▸ PROBLEM STATEMENT: Show all lines from the listing below that contain "triangle".

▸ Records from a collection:
※
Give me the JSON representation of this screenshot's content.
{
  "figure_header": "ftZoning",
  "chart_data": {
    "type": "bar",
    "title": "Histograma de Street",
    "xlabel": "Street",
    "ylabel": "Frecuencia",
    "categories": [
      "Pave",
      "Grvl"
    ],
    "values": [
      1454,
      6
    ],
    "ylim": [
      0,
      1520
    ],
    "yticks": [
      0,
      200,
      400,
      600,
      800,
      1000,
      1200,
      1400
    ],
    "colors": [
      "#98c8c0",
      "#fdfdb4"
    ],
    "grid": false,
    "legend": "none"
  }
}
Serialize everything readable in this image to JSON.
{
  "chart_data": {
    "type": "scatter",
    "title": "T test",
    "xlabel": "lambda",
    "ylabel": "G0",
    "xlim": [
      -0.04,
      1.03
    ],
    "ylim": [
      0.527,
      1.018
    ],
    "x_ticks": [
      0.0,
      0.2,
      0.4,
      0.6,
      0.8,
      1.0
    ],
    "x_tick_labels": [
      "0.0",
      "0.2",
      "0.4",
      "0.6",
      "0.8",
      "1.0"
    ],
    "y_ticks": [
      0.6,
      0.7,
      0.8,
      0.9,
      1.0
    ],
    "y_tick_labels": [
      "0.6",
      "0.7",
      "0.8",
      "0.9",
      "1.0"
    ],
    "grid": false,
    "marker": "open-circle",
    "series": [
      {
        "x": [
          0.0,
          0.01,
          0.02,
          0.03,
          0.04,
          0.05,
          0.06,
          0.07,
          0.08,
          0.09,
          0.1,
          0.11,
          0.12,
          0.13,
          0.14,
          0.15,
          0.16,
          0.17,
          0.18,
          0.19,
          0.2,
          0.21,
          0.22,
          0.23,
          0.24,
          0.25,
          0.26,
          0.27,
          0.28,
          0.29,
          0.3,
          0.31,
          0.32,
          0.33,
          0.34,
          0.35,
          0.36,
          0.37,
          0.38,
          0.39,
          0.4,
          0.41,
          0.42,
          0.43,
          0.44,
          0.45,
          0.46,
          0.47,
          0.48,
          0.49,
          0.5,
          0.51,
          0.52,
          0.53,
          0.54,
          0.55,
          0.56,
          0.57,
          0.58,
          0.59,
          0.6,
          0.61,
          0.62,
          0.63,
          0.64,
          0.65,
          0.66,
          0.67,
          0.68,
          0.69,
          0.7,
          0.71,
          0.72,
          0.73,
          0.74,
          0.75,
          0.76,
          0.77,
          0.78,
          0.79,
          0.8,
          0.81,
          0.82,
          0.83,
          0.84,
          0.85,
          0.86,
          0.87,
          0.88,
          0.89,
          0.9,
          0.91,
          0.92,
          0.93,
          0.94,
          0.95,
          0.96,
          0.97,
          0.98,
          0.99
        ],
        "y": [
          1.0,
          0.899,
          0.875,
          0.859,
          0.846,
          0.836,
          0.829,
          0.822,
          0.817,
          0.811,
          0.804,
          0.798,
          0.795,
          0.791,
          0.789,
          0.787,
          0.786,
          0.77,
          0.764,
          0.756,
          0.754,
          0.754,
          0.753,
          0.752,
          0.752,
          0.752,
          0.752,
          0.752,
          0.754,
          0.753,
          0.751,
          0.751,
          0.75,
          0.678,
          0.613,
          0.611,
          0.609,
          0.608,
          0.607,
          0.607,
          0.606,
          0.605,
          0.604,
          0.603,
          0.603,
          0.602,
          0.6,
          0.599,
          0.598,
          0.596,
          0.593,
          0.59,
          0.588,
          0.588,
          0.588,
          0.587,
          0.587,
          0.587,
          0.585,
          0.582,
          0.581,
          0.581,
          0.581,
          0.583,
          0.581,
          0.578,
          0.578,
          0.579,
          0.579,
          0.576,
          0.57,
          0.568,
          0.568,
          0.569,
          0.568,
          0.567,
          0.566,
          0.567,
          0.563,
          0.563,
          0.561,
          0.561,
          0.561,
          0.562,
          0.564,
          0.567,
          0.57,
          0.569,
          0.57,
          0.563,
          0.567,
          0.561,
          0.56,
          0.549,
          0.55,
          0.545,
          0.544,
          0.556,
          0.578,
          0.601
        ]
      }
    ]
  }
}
※
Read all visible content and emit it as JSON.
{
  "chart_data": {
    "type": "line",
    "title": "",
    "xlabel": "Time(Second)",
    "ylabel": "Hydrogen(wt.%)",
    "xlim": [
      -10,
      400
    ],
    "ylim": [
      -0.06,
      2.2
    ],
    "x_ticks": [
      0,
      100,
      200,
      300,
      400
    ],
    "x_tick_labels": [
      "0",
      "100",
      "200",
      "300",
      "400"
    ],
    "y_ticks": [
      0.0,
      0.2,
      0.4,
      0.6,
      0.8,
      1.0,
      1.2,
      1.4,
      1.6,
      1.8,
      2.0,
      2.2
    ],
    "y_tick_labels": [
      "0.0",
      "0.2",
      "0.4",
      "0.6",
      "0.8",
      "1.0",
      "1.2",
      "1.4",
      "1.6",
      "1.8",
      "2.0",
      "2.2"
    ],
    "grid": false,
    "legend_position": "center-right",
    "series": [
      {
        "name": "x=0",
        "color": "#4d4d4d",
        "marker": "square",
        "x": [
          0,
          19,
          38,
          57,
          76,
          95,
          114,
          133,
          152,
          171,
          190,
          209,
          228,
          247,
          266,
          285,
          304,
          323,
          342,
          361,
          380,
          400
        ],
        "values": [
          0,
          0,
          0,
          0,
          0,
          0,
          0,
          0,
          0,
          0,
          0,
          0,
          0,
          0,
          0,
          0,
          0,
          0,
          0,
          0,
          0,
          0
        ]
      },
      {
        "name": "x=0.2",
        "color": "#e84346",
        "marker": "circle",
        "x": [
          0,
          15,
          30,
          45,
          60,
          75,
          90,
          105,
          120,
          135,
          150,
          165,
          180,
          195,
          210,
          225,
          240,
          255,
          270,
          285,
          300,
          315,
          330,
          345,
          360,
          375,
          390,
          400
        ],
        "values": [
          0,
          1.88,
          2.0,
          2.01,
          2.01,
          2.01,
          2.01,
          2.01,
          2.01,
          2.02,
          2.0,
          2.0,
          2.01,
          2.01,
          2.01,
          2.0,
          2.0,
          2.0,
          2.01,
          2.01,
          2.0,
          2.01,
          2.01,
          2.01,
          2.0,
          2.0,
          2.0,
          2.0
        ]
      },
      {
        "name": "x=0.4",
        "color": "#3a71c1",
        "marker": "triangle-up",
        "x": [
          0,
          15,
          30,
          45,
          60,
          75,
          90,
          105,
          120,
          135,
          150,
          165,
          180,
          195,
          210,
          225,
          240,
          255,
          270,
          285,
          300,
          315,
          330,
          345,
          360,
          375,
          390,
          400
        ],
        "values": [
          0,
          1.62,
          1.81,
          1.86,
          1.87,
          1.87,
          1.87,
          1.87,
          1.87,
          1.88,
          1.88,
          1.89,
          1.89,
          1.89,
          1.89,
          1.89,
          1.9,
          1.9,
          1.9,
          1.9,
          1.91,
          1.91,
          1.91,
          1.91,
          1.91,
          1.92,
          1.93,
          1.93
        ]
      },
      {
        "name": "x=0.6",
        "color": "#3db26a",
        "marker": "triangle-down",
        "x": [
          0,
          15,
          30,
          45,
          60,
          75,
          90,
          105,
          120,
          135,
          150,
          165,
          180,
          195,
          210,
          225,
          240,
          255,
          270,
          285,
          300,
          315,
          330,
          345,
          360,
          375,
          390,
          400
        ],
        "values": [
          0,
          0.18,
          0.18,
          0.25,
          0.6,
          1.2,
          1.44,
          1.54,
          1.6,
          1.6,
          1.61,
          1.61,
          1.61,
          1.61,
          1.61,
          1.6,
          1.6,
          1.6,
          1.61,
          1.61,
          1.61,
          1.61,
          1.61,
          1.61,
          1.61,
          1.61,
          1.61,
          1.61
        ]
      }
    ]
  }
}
※
▸ TASK OUTPUT:
        "marker": "triangle-up",
        "marker": "triangle-down",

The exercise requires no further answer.